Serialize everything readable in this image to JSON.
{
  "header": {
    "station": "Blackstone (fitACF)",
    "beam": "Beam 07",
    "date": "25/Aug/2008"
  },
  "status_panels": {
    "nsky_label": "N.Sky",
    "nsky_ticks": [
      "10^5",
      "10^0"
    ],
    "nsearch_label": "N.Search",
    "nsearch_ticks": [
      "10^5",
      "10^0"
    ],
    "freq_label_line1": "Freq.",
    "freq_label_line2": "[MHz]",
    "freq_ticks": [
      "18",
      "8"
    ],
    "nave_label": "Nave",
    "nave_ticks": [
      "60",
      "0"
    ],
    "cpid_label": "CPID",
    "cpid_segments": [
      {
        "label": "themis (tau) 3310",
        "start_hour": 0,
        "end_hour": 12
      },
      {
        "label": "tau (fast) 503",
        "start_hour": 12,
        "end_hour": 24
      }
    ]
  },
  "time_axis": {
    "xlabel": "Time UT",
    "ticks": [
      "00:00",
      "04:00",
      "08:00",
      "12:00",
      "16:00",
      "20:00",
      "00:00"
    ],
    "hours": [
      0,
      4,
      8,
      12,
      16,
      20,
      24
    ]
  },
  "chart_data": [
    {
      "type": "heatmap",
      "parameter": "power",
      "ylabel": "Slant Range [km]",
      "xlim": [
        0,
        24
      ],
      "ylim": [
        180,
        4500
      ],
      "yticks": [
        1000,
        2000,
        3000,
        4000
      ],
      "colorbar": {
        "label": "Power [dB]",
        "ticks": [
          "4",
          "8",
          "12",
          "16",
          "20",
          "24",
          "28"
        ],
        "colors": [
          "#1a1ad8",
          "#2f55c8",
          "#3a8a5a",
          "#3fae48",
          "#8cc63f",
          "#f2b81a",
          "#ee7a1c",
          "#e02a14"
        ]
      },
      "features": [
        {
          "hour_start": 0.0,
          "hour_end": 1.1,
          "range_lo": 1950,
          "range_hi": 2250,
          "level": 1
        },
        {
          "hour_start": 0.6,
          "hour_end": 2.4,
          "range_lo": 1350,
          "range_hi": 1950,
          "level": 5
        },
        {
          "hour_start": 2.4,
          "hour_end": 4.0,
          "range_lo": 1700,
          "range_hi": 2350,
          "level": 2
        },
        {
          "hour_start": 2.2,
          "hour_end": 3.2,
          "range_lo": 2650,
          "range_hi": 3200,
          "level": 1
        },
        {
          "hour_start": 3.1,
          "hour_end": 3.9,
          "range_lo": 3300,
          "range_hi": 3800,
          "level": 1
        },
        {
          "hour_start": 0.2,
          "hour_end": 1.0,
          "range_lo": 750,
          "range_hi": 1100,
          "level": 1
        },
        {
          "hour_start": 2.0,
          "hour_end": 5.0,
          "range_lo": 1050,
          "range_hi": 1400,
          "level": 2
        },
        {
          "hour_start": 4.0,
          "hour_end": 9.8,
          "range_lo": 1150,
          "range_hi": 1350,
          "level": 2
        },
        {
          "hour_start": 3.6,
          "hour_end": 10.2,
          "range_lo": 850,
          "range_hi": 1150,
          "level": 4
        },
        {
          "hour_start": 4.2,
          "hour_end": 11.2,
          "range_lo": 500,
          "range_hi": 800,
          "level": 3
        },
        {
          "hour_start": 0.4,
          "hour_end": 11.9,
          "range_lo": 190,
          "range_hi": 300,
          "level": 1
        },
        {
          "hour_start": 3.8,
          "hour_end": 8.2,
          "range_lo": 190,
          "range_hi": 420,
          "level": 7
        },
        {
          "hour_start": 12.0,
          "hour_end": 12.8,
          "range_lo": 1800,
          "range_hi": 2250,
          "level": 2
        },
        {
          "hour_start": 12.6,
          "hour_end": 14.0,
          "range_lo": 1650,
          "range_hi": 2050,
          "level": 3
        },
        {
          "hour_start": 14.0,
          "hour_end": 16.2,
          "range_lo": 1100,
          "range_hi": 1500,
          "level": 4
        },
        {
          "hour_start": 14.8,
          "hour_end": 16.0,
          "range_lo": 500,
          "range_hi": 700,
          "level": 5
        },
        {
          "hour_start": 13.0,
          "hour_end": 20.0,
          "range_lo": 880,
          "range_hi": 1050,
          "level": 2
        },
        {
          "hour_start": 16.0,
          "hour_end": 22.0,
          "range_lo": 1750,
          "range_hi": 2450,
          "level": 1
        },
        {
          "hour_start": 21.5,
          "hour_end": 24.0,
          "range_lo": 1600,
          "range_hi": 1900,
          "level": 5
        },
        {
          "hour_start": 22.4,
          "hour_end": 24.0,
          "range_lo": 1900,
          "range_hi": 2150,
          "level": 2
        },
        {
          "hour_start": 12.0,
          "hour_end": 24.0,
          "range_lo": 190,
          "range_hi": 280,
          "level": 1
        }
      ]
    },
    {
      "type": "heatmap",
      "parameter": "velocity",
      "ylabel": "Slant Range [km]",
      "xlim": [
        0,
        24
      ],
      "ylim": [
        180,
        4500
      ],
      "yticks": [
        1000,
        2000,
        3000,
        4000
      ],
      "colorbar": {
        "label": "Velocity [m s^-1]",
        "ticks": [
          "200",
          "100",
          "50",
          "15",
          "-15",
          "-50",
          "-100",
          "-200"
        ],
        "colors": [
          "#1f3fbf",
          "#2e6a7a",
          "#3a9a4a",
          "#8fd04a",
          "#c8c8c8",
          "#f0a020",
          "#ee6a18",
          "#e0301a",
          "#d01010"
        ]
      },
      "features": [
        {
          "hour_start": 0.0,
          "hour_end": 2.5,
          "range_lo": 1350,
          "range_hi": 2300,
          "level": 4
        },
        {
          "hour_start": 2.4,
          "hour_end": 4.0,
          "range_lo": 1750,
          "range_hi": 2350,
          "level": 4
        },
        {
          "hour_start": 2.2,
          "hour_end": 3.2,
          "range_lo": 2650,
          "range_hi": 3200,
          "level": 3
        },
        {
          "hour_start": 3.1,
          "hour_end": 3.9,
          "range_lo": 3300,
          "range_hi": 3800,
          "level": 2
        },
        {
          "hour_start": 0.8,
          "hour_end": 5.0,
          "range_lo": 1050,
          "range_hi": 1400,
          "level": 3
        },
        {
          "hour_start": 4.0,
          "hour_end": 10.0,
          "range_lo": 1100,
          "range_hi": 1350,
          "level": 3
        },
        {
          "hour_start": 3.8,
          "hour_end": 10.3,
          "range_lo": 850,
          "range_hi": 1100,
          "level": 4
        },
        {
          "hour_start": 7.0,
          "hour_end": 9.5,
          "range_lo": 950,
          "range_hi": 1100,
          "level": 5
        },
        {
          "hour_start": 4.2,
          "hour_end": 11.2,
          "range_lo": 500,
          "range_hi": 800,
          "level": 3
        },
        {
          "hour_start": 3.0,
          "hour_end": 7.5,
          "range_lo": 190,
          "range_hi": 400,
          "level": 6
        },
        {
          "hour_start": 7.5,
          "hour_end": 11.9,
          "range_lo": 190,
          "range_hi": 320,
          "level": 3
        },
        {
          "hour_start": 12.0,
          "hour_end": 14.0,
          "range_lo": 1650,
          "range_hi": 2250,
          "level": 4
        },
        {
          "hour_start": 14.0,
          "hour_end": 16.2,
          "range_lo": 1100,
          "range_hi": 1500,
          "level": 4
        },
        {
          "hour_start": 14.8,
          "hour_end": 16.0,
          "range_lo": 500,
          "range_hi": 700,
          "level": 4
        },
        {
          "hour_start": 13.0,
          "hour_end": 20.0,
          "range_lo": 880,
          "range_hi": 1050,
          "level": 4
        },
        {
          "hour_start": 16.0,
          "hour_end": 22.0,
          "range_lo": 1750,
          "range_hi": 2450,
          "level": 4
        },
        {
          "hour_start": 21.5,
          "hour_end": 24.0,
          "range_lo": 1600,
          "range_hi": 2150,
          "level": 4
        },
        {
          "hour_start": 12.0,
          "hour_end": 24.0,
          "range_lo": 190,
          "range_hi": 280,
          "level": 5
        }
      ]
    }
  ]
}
===
▸ TO BE DONE
Pick out each line in the material containing "parameter".

▸ TASK RESPONSE
      "parameter": "power",
      "parameter": "velocity",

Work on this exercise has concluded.